## Exercise task:
Some lines of these records may hold the word "TiO₂"; state how many, using only the number.

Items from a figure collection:
● ● ●
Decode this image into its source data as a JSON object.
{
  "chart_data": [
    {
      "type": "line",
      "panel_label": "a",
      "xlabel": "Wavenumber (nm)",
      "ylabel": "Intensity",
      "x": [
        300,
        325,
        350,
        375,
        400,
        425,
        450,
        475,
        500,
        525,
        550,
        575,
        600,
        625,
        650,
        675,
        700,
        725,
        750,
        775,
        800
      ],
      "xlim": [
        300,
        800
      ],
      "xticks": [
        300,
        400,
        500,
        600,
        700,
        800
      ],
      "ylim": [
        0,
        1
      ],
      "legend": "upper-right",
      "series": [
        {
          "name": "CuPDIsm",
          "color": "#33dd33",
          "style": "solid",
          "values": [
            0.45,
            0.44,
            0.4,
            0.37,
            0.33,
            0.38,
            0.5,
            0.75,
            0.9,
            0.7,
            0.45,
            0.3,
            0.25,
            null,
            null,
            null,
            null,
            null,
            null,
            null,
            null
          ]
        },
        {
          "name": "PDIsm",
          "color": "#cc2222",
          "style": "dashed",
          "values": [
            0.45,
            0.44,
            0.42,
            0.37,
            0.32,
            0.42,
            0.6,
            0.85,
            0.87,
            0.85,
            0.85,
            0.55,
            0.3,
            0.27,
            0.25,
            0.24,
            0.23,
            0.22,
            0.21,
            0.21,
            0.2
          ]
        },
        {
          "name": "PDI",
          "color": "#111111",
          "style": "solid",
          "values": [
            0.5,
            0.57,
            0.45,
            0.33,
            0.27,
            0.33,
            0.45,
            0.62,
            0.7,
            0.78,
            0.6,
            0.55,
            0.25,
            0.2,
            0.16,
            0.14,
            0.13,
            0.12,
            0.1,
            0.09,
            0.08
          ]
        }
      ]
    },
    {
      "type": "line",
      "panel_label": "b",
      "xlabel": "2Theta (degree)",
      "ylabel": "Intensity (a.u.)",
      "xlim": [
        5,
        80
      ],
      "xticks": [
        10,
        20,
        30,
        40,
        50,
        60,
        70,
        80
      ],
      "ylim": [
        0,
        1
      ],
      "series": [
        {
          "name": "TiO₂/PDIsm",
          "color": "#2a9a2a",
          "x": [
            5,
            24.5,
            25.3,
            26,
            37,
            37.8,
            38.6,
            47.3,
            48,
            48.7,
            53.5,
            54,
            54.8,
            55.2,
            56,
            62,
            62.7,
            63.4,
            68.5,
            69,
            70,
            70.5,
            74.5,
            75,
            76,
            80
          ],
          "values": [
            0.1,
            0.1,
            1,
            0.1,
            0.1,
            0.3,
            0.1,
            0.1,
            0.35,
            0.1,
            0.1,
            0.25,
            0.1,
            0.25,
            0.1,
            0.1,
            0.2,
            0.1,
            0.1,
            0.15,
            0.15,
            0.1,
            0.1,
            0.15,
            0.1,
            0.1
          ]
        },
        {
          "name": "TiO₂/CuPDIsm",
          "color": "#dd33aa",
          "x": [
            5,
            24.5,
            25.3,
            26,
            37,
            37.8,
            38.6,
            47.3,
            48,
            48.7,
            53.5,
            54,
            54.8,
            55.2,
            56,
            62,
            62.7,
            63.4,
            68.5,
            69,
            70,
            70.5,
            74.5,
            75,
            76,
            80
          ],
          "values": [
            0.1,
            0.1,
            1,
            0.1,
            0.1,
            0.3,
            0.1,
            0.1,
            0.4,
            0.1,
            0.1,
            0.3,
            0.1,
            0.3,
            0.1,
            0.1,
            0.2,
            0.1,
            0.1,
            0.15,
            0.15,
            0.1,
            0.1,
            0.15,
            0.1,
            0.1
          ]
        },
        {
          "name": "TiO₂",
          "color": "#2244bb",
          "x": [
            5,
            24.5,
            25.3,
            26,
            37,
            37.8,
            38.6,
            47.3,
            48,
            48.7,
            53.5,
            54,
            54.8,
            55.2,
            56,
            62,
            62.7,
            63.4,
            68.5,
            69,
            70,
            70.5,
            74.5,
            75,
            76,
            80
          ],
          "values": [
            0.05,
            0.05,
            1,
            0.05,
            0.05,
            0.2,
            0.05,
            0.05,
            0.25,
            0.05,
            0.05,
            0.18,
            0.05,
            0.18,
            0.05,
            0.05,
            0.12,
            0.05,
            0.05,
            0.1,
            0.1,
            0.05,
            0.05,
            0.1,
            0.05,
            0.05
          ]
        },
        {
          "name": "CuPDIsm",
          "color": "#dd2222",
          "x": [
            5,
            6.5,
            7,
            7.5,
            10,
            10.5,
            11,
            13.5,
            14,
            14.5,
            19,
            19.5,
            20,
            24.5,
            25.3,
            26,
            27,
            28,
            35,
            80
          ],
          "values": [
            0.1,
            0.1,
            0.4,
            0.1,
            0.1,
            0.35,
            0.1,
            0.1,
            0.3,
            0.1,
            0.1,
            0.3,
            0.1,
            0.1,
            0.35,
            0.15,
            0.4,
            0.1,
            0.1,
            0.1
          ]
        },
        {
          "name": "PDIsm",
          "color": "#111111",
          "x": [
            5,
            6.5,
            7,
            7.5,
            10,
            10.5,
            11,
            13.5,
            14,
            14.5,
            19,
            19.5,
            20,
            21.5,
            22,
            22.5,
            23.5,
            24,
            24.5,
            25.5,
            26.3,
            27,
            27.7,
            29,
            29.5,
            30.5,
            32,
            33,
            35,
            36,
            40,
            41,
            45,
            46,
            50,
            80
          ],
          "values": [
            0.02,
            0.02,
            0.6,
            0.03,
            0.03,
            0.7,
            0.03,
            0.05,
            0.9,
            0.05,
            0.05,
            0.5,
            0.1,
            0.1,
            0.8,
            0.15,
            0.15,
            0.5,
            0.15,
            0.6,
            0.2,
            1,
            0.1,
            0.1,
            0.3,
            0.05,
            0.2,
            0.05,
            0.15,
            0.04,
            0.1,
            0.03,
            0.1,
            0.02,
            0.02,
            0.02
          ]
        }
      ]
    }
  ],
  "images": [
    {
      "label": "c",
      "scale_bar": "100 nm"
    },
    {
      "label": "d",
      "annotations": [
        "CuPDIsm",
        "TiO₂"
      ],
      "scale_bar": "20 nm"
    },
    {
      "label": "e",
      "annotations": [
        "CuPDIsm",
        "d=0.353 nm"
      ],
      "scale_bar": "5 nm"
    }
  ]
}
● ● ●
## Result of the task:
4